All of the data below must be repeated exactly.

□ □ □ □ □ □ □

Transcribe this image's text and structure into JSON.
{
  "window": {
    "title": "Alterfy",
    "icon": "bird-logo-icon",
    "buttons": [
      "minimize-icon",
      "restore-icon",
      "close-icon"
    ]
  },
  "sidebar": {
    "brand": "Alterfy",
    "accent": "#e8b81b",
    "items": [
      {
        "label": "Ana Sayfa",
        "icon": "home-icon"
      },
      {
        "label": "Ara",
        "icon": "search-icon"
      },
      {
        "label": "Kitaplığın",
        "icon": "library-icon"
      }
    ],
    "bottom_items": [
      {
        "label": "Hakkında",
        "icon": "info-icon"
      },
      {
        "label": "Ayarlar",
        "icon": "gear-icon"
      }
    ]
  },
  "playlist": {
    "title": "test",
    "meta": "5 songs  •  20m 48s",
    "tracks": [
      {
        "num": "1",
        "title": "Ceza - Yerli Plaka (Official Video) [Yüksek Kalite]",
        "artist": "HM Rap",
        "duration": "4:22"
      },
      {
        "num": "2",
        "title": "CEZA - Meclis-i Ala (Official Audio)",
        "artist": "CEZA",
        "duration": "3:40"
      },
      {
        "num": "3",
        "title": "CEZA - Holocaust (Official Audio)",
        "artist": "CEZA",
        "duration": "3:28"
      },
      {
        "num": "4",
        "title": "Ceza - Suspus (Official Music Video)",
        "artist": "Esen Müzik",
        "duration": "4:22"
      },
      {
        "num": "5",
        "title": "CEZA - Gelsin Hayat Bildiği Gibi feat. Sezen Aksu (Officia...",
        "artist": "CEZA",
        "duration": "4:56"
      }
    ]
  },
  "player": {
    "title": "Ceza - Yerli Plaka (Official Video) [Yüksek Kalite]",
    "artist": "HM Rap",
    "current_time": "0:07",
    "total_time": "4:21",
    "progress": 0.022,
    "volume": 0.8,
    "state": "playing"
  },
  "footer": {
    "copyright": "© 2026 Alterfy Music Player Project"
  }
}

□ □ □ □ □ □ □

**Result:**
Transcribe this image's text and structure into JSON.
{
  "window": {
    "title": "Alterfy",
    "icon": "bird-logo-icon",
    "buttons": [
      "minimize-icon",
      "restore-icon",
      "close-icon"
    ]
  },
  "sidebar": {
    "brand": "Alterfy",
    "accent": "#e8b81b",
    "items": [
      {
        "label": "Ana Sayfa",
        "icon": "home-icon"
      },
      {
        "label": "Ara",
        "icon": "search-icon"
      },
      {
        "label": "Kitaplığın",
        "icon": "library-icon"
      }
    ],
    "bottom_items": [
      {
        "label": "Hakkında",
        "icon": "info-icon"
      },
      {
        "label": "Ayarlar",
        "icon": "gear-icon"
      }
    ]
  },
  "playlist": {
    "title": "test",
    "meta": "5 songs  •  20m 48s",
    "tracks": [
      {
        "num": "1",
        "title": "Ceza - Yerli Plaka (Official Video) [Yüksek Kalite]",
        "artist": "HM Rap",
        "duration": "4:22"
      },
      {
        "num": "2",
        "title": "CEZA - Meclis-i Ala (Official Audio)",
        "artist": "CEZA",
        "duration": "3:40"
      },
      {
        "num": "3",
        "title": "CEZA - Holocaust (Official Audio)",
        "artist": "CEZA",
        "duration": "3:28"
      },
      {
        "num": "4",
        "title": "Ceza - Suspus (Official Music Video)",
        "artist": "Esen Müzik",
        "duration": "4:22"
      },
      {
        "num": "5",
        "title": "CEZA - Gelsin Hayat Bildiği Gibi feat. Sezen Aksu (Officia...",
        "artist": "CEZA",
        "duration": "4:56"
      }
    ]
  },
  "player": {
    "title": "Ceza - Yerli Plaka (Official Video) [Yüksek Kalite]",
    "artist": "HM Rap",
    "current_time": "0:07",
    "total_time": "4:21",
    "progress": 0.022,
    "volume": 0.8,
    "state": "playing"
  },
  "footer": {
    "copyright": "© 2026 Alterfy Music Player Project"
  }
}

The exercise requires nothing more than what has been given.